--- START ---

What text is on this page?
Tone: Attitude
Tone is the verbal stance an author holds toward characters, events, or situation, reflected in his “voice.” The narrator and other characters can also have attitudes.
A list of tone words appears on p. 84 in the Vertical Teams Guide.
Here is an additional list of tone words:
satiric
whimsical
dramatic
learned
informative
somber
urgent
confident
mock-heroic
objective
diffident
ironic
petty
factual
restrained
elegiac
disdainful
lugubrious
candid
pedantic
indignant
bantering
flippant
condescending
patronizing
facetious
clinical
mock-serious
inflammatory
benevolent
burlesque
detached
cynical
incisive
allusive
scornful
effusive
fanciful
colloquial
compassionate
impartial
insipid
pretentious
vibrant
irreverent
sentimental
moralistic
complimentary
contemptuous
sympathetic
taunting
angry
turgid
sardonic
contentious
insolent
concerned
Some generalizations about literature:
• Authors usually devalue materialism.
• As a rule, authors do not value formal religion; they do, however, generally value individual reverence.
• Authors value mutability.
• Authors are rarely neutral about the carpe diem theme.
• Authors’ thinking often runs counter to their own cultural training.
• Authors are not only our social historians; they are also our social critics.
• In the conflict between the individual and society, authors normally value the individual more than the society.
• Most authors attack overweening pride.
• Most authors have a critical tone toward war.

--- END ---

What needs to be done. From the material above, copy each line that includes the word "they".

Finished task.
• As a rule, authors do not value formal religion; they do, however, generally value individual reverence.
• Authors are not only our social historians; they are also our social critics.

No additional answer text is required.